(begin)

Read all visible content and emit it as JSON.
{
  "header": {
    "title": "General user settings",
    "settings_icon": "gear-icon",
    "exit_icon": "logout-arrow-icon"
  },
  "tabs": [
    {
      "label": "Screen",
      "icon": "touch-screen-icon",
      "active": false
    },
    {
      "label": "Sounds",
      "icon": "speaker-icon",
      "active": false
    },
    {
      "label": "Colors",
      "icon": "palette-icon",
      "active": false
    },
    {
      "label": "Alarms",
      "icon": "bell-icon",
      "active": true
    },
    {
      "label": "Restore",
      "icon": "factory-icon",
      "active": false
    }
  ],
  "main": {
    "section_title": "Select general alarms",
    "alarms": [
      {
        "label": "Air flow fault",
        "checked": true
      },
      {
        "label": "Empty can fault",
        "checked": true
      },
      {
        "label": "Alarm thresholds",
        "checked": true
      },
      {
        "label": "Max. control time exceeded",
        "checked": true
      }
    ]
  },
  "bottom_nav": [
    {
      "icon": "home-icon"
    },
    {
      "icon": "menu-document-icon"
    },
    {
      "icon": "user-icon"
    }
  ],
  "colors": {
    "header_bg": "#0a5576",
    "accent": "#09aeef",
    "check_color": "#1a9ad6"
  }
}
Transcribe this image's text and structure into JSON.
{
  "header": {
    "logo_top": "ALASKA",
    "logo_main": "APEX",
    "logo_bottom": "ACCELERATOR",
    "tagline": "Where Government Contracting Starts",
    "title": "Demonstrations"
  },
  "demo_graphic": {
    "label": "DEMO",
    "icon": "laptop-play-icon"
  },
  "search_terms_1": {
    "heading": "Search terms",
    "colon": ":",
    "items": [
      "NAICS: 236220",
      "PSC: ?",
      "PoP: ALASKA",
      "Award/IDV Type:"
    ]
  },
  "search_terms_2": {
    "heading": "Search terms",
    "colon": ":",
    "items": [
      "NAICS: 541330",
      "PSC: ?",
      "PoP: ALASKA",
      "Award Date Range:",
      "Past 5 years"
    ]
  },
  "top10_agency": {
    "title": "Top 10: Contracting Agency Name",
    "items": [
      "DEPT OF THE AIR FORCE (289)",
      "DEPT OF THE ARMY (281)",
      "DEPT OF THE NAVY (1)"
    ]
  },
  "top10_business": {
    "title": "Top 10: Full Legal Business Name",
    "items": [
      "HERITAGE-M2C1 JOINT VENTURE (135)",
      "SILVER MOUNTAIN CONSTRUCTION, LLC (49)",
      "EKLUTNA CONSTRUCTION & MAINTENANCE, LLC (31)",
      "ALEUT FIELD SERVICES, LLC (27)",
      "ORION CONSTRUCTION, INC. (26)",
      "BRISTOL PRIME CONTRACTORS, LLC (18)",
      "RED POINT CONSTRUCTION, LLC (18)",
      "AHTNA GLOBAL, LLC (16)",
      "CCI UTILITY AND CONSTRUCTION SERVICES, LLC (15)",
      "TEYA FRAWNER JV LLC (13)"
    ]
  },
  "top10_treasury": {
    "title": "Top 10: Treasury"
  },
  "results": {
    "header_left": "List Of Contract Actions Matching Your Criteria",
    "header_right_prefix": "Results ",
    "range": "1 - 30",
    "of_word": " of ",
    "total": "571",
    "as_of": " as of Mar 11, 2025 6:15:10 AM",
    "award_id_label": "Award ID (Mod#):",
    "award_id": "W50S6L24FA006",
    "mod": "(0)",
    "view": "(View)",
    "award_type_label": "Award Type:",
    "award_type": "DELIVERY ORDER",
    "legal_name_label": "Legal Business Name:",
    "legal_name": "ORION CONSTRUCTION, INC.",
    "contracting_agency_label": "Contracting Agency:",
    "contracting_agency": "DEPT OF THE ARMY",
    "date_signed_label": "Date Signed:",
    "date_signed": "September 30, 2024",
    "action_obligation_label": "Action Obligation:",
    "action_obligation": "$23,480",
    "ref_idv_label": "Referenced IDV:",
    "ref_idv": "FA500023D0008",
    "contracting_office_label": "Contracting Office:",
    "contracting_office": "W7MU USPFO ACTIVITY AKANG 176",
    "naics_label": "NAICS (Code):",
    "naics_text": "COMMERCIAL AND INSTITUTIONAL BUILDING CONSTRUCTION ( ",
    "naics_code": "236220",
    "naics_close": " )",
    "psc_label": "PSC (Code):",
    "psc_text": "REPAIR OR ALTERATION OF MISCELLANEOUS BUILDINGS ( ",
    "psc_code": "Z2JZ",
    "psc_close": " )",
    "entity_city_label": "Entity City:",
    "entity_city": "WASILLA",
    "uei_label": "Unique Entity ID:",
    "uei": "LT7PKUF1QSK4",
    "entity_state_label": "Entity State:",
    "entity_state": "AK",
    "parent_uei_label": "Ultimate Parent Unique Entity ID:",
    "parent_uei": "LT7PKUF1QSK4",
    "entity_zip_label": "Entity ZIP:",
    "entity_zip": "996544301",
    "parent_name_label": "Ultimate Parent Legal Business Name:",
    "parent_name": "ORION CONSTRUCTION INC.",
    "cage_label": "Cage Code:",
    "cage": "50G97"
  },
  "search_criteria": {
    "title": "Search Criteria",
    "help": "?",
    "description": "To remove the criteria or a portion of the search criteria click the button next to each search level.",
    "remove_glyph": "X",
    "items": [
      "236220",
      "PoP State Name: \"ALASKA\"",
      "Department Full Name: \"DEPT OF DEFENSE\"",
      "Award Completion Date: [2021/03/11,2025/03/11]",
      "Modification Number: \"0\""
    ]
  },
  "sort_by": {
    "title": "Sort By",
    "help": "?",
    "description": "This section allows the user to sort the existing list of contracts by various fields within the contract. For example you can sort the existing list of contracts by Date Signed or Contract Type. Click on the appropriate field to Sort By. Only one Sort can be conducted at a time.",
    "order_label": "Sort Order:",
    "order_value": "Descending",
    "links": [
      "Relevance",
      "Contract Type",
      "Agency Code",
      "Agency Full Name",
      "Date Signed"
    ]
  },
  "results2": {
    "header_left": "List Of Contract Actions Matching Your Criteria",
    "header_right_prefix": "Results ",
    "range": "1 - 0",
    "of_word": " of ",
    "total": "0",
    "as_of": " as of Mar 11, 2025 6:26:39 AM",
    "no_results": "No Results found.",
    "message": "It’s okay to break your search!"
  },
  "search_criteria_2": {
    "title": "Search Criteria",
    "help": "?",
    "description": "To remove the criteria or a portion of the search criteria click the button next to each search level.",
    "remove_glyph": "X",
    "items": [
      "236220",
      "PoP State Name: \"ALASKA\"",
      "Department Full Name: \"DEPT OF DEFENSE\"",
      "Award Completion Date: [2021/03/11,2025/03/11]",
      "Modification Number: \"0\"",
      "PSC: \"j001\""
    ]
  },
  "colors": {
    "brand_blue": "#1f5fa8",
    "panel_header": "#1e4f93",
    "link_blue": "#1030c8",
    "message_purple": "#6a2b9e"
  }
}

(end)

:: WHAT NEEDS TO BE DONE ::
Search the records for the word "ORION". Copy every line that has it.

:: OUTPUT FOR THIS EXERCISE ::
      "ORION CONSTRUCTION, INC. (26)",
    "legal_name": "ORION CONSTRUCTION, INC.",
    "parent_name": "ORION CONSTRUCTION INC.",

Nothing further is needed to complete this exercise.